[Start of Records supplied]
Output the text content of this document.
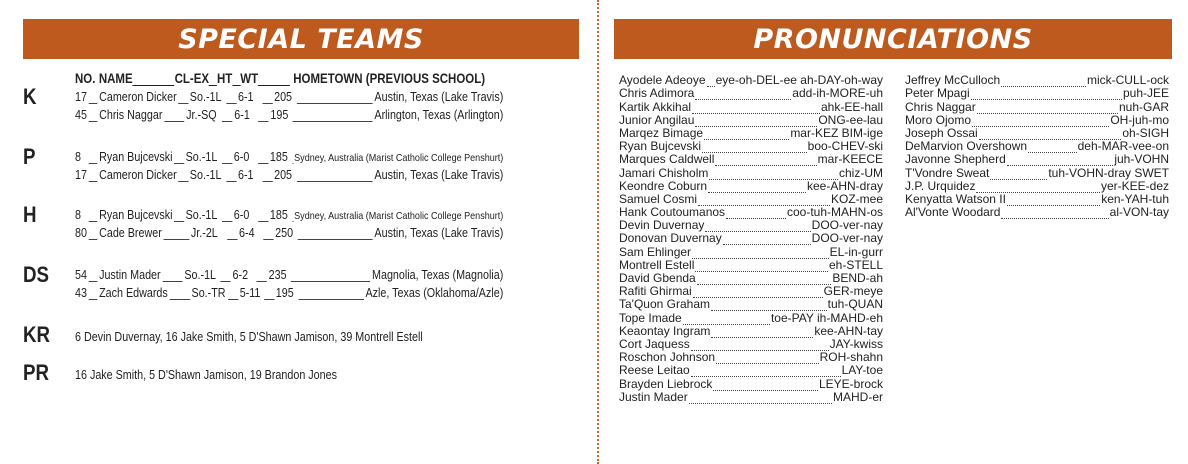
SPECIAL TEAMS	PRONUNCIATIONS
NO. NAME	CL-EX HT WT	HOMETOWN (PREVIOUS SCHOOL)
K	17 Cameron Dicker So.-1L 6-1	205	Austin, Texas (Lake Travis)
45 Chris Naggar Jr.-SQ	6-1	195	Arlington, Texas (Arlington)
P	8	Ryan Bujcevski So.-1L 6-0	185 Sydney, Australia (Marist Catholic College Penshurt)
17 Cameron Dicker So.-1L 6-1	205	Austin, Texas (Lake Travis)
H	8	Ryan Bujcevski So.-1L 6-0	185 Sydney, Australia (Marist Catholic College Penshurt)
80 Cade Brewer Jr.-2L	6-4	250	Austin, Texas (Lake Travis)
DS 54 Justin Mader So.-1L 6-2	235	Magnolia, Texas (Magnolia)
43 Zach Edwards So.-TR 5-11 195	Azle, Texas (Oklahoma/Azle)
KR 6 Devin Duvernay, 16 Jake Smith, 5 D'Shawn Jamison, 39 Montrell Estell
PR 16 Jake Smith, 5 D'Shawn Jamison, 19 Brandon Jones
Ayodele Adeoye eye-oh-DEL-ee ah-DAY-oh-way
Chris Adimora	add-ih-MORE-uh
Kartik Akkihal	ahk-EE-hall
Junior Angilau	ONG-ee-lau
Marqez Bimage	mar-KEZ BIM-ige
Ryan Bujcevski	boo-CHEV-ski
Marques Caldwell	mar-KEECE
Jamari Chisholm	chiz-UM
Keondre Coburn	kee-AHN-dray
Samuel Cosmi	KOZ-mee
Hank Coutoumanos	coo-tuh-MAHN-os
Devin Duvernay	DOO-ver-nay
Donovan Duvernay	DOO-ver-nay
Sam Ehlinger	EL-in-gurr
Montrell Estell	eh-STELL
David Gbenda	BEND-ah
Rafiti Ghirmai	GER-meye
Ta'Quon Graham	tuh-QUAN
Tope Imade	toe-PAY ih-MAHD-eh
Keaontay Ingram	kee-AHN-tay
Cort Jaquess	JAY-kwiss
Roschon Johnson	ROH-shahn
Reese Leitao	LAY-toe
Brayden Liebrock	LEYE-brock
Justin Mader	MAHD-er
Jeffrey McCulloch	mick-CULL-ock
Peter Mpagi	puh-JEE
Chris Naggar	nuh-GAR
Moro Ojomo	OH-juh-mo
Joseph Ossai	oh-SIGH
DeMarvion Overshown	deh-MAR-vee-on
Javonne Shepherd	juh-VOHN
T'Vondre Sweat	tuh-VOHN-dray SWET
J.P. Urquidez	yer-KEE-dez
Kenyatta Watson II	ken-YAH-tuh
Al'Vonte Woodard	al-VON-tay
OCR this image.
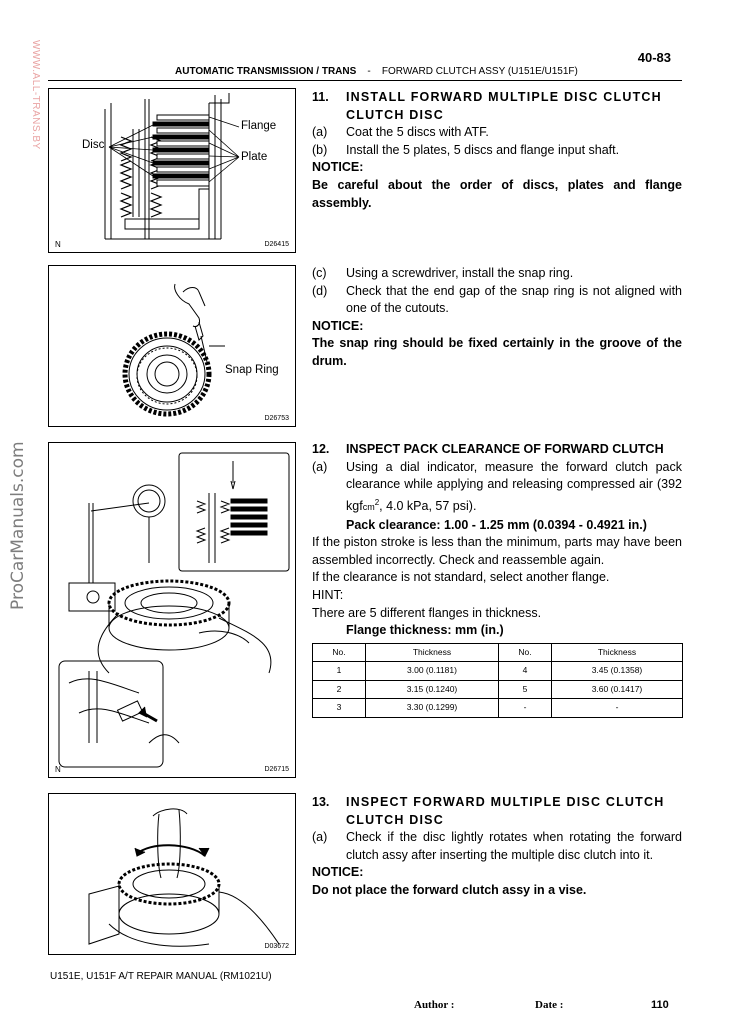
40-83
AUTOMATIC TRANSMISSION / TRANS - FORWARD CLUTCH ASSY (U151E/U151F)
WWW.ALL-TRANS.BY
ProCarManuals.com
Disc
Flange
Plate
N	D26415
11.	INSTALL FORWARD MULTIPLE DISC CLUTCH
CLUTCH DISC
(a)	Coat the 5 discs with ATF.
(b)	Install the 5 plates, 5 discs and flange input shaft.
NOTICE:
Be careful about the order of discs, plates and flange assembly.
Snap Ring
D26753
(c)	Using a screwdriver, install the snap ring.
(d)	Check that the end gap of the snap ring is not aligned with one of the cutouts.
NOTICE:
The snap ring should be fixed certainly in the groove of the drum.
N	D26715
12.	INSPECT PACK CLEARANCE OF FORWARD CLUTCH
(a)	Using a dial indicator, measure the forward clutch pack clearance while applying and releasing compressed air (392 kgfcm$^2$, 4.0 kPa, 57 psi).
Pack clearance: 1.00 - 1.25 mm (0.0394 - 0.4921 in.)
If the piston stroke is less than the minimum, parts may have been assembled incorrectly. Check and reassemble again.
If the clearance is not standard, select another flange.
HINT:
There are 5 different flanges in thickness.
Flange thickness: mm (in.)
No.	Thickness	No.	Thickness
1	3.00 (0.1181)	4	3.45 (0.1358)
2	3.15 (0.1240)	5	3.60 (0.1417)
3	3.30 (0.1299)	-	-
D03672
13.	INSPECT FORWARD MULTIPLE DISC CLUTCH
CLUTCH DISC
(a)	Check if the disc lightly rotates when rotating the forward clutch assy after inserting the multiple disc clutch into it.
NOTICE:
Do not place the forward clutch assy in a vise.
U151E, U151F A/T REPAIR MANUAL (RM1021U)
Author :	Date :	110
[End of Records supplied]
▸ Work to do
Locate all lines holding the word "with", then copy them out.

▸ Output of the exercise
(a)	Coat the 5 discs with ATF.
(d)	Check that the end gap of the snap ring is not aligned with one of the cutouts.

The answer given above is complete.